▶ **RECORDS TO USE**
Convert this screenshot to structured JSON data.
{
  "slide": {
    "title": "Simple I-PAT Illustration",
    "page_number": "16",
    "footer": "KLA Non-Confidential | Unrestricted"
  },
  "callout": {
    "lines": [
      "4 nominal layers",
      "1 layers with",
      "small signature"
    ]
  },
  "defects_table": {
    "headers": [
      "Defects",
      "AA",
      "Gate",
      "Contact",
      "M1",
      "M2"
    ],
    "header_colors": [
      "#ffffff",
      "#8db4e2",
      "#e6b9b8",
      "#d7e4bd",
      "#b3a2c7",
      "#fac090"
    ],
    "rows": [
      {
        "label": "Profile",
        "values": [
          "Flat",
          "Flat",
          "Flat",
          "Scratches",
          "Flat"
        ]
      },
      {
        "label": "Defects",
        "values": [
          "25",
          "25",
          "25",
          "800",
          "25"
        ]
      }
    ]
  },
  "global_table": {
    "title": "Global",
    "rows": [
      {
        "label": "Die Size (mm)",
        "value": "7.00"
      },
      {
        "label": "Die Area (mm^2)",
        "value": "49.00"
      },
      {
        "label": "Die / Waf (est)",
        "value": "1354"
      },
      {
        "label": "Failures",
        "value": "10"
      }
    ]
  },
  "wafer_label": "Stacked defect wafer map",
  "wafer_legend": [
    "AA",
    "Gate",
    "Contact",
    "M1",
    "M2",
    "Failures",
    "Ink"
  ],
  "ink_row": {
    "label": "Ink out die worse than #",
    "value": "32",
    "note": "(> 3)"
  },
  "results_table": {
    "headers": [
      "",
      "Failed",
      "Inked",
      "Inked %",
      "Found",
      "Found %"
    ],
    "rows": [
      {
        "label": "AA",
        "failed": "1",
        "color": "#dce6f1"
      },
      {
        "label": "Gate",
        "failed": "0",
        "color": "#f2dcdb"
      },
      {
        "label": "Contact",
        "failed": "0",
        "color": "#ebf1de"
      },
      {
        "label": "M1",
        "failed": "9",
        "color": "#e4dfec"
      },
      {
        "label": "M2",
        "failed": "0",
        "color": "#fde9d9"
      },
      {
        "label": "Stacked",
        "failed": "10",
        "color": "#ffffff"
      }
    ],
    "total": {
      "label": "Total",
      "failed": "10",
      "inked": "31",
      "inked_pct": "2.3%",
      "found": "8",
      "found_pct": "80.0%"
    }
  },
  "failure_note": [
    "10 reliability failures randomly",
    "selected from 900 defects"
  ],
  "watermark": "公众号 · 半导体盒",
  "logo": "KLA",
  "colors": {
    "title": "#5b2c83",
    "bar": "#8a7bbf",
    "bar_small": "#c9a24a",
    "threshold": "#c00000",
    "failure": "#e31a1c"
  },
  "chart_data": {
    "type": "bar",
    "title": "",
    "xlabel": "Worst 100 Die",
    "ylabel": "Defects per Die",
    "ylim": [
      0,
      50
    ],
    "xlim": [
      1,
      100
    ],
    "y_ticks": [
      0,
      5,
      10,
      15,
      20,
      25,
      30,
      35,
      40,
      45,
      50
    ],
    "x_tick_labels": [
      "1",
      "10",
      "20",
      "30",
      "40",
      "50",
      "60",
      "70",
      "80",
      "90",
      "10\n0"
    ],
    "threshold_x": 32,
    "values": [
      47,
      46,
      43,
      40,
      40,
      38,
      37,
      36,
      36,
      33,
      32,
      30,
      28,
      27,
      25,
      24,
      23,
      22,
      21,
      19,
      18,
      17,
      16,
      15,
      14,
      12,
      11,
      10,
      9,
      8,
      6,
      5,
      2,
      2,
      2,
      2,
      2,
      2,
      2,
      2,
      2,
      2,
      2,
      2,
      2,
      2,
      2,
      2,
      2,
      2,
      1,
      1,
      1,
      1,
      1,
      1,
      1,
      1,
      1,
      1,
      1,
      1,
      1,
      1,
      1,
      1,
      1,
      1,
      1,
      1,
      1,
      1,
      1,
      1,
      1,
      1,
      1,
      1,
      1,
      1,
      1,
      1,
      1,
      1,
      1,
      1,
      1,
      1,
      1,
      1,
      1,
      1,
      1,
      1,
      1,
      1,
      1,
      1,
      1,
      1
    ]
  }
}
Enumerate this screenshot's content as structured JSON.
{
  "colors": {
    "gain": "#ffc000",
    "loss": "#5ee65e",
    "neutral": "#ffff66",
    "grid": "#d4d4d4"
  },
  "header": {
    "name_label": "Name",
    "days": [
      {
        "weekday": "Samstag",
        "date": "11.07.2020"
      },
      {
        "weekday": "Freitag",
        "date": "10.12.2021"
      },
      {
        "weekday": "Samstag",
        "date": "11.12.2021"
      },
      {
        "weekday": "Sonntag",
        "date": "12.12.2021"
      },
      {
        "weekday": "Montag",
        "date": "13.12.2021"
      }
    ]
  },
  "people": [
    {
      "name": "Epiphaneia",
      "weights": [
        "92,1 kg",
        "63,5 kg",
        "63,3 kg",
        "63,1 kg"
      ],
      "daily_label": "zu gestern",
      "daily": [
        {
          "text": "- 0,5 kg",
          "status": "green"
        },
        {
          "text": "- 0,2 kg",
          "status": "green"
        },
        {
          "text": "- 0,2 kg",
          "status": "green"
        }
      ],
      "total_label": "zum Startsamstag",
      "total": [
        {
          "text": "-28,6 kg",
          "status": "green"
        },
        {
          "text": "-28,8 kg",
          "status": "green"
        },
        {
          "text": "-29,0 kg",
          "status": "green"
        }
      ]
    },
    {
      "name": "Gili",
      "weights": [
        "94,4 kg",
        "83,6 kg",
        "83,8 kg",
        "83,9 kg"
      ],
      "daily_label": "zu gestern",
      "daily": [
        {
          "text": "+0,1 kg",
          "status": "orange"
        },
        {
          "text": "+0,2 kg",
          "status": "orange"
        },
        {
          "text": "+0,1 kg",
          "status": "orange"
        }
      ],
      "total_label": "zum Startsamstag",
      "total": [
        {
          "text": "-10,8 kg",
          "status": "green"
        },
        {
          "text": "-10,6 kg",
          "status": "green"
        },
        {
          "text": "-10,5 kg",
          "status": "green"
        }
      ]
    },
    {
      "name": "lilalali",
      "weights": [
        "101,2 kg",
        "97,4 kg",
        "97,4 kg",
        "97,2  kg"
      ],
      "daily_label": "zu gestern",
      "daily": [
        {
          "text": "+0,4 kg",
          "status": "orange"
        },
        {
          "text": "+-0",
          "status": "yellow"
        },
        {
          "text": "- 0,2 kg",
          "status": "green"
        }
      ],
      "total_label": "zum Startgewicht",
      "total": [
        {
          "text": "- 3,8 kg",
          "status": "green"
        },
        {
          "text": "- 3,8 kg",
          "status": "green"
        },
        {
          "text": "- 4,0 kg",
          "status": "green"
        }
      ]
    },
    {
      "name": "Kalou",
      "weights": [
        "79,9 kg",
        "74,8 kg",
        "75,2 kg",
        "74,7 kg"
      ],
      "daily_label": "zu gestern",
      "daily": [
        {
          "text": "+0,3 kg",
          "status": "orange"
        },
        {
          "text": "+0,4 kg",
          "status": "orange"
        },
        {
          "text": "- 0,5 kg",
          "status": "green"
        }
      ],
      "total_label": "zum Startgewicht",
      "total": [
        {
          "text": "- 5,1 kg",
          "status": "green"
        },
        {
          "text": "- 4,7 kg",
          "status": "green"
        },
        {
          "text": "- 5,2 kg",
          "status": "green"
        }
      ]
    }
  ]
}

▶ **SHORT EXERCISE**
Using the data above, repeat every line exactly.

▶ **ANSWER TO THIS EXERCISE**
Convert this screenshot to structured JSON data.
{
  "slide": {
    "title": "Simple I-PAT Illustration",
    "page_number": "16",
    "footer": "KLA Non-Confidential | Unrestricted"
  },
  "callout": {
    "lines": [
      "4 nominal layers",
      "1 layers with",
      "small signature"
    ]
  },
  "defects_table": {
    "headers": [
      "Defects",
      "AA",
      "Gate",
      "Contact",
      "M1",
      "M2"
    ],
    "header_colors": [
      "#ffffff",
      "#8db4e2",
      "#e6b9b8",
      "#d7e4bd",
      "#b3a2c7",
      "#fac090"
    ],
    "rows": [
      {
        "label": "Profile",
        "values": [
          "Flat",
          "Flat",
          "Flat",
          "Scratches",
          "Flat"
        ]
      },
      {
        "label": "Defects",
        "values": [
          "25",
          "25",
          "25",
          "800",
          "25"
        ]
      }
    ]
  },
  "global_table": {
    "title": "Global",
    "rows": [
      {
        "label": "Die Size (mm)",
        "value": "7.00"
      },
      {
        "label": "Die Area (mm^2)",
        "value": "49.00"
      },
      {
        "label": "Die / Waf (est)",
        "value": "1354"
      },
      {
        "label": "Failures",
        "value": "10"
      }
    ]
  },
  "wafer_label": "Stacked defect wafer map",
  "wafer_legend": [
    "AA",
    "Gate",
    "Contact",
    "M1",
    "M2",
    "Failures",
    "Ink"
  ],
  "ink_row": {
    "label": "Ink out die worse than #",
    "value": "32",
    "note": "(> 3)"
  },
  "results_table": {
    "headers": [
      "",
      "Failed",
      "Inked",
      "Inked %",
      "Found",
      "Found %"
    ],
    "rows": [
      {
        "label": "AA",
        "failed": "1",
        "color": "#dce6f1"
      },
      {
        "label": "Gate",
        "failed": "0",
        "color": "#f2dcdb"
      },
      {
        "label": "Contact",
        "failed": "0",
        "color": "#ebf1de"
      },
      {
        "label": "M1",
        "failed": "9",
        "color": "#e4dfec"
      },
      {
        "label": "M2",
        "failed": "0",
        "color": "#fde9d9"
      },
      {
        "label": "Stacked",
        "failed": "10",
        "color": "#ffffff"
      }
    ],
    "total": {
      "label": "Total",
      "failed": "10",
      "inked": "31",
      "inked_pct": "2.3%",
      "found": "8",
      "found_pct": "80.0%"
    }
  },
  "failure_note": [
    "10 reliability failures randomly",
    "selected from 900 defects"
  ],
  "watermark": "公众号 · 半导体盒",
  "logo": "KLA",
  "colors": {
    "title": "#5b2c83",
    "bar": "#8a7bbf",
    "bar_small": "#c9a24a",
    "threshold": "#c00000",
    "failure": "#e31a1c"
  },
  "chart_data": {
    "type": "bar",
    "title": "",
    "xlabel": "Worst 100 Die",
    "ylabel": "Defects per Die",
    "ylim": [
      0,
      50
    ],
    "xlim": [
      1,
      100
    ],
    "y_ticks": [
      0,
      5,
      10,
      15,
      20,
      25,
      30,
      35,
      40,
      45,
      50
    ],
    "x_tick_labels": [
      "1",
      "10",
      "20",
      "30",
      "40",
      "50",
      "60",
      "70",
      "80",
      "90",
      "10\n0"
    ],
    "threshold_x": 32,
    "values": [
      47,
      46,
      43,
      40,
      40,
      38,
      37,
      36,
      36,
      33,
      32,
      30,
      28,
      27,
      25,
      24,
      23,
      22,
      21,
      19,
      18,
      17,
      16,
      15,
      14,
      12,
      11,
      10,
      9,
      8,
      6,
      5,
      2,
      2,
      2,
      2,
      2,
      2,
      2,
      2,
      2,
      2,
      2,
      2,
      2,
      2,
      2,
      2,
      2,
      2,
      1,
      1,
      1,
      1,
      1,
      1,
      1,
      1,
      1,
      1,
      1,
      1,
      1,
      1,
      1,
      1,
      1,
      1,
      1,
      1,
      1,
      1,
      1,
      1,
      1,
      1,
      1,
      1,
      1,
      1,
      1,
      1,
      1,
      1,
      1,
      1,
      1,
      1,
      1,
      1,
      1,
      1,
      1,
      1,
      1,
      1,
      1,
      1,
      1,
      1
    ]
  }
}
Enumerate this screenshot's content as structured JSON.
{
  "colors": {
    "gain": "#ffc000",
    "loss": "#5ee65e",
    "neutral": "#ffff66",
    "grid": "#d4d4d4"
  },
  "header": {
    "name_label": "Name",
    "days": [
      {
        "weekday": "Samstag",
        "date": "11.07.2020"
      },
      {
        "weekday": "Freitag",
        "date": "10.12.2021"
      },
      {
        "weekday": "Samstag",
        "date": "11.12.2021"
      },
      {
        "weekday": "Sonntag",
        "date": "12.12.2021"
      },
      {
        "weekday": "Montag",
        "date": "13.12.2021"
      }
    ]
  },
  "people": [
    {
      "name": "Epiphaneia",
      "weights": [
        "92,1 kg",
        "63,5 kg",
        "63,3 kg",
        "63,1 kg"
      ],
      "daily_label": "zu gestern",
      "daily": [
        {
          "text": "- 0,5 kg",
          "status": "green"
        },
        {
          "text": "- 0,2 kg",
          "status": "green"
        },
        {
          "text": "- 0,2 kg",
          "status": "green"
        }
      ],
      "total_label": "zum Startsamstag",
      "total": [
        {
          "text": "-28,6 kg",
          "status": "green"
        },
        {
          "text": "-28,8 kg",
          "status": "green"
        },
        {
          "text": "-29,0 kg",
          "status": "green"
        }
      ]
    },
    {
      "name": "Gili",
      "weights": [
        "94,4 kg",
        "83,6 kg",
        "83,8 kg",
        "83,9 kg"
      ],
      "daily_label": "zu gestern",
      "daily": [
        {
          "text": "+0,1 kg",
          "status": "orange"
        },
        {
          "text": "+0,2 kg",
          "status": "orange"
        },
        {
          "text": "+0,1 kg",
          "status": "orange"
        }
      ],
      "total_label": "zum Startsamstag",
      "total": [
        {
          "text": "-10,8 kg",
          "status": "green"
        },
        {
          "text": "-10,6 kg",
          "status": "green"
        },
        {
          "text": "-10,5 kg",
          "status": "green"
        }
      ]
    },
    {
      "name": "lilalali",
      "weights": [
        "101,2 kg",
        "97,4 kg",
        "97,4 kg",
        "97,2  kg"
      ],
      "daily_label": "zu gestern",
      "daily": [
        {
          "text": "+0,4 kg",
          "status": "orange"
        },
        {
          "text": "+-0",
          "status": "yellow"
        },
        {
          "text": "- 0,2 kg",
          "status": "green"
        }
      ],
      "total_label": "zum Startgewicht",
      "total": [
        {
          "text": "- 3,8 kg",
          "status": "green"
        },
        {
          "text": "- 3,8 kg",
          "status": "green"
        },
        {
          "text": "- 4,0 kg",
          "status": "green"
        }
      ]
    },
    {
      "name": "Kalou",
      "weights": [
        "79,9 kg",
        "74,8 kg",
        "75,2 kg",
        "74,7 kg"
      ],
      "daily_label": "zu gestern",
      "daily": [
        {
          "text": "+0,3 kg",
          "status": "orange"
        },
        {
          "text": "+0,4 kg",
          "status": "orange"
        },
        {
          "text": "- 0,5 kg",
          "status": "green"
        }
      ],
      "total_label": "zum Startgewicht",
      "total": [
        {
          "text": "- 5,1 kg",
          "status": "green"
        },
        {
          "text": "- 4,7 kg",
          "status": "green"
        },
        {
          "text": "- 5,2 kg",
          "status": "green"
        }
      ]
    }
  ]
}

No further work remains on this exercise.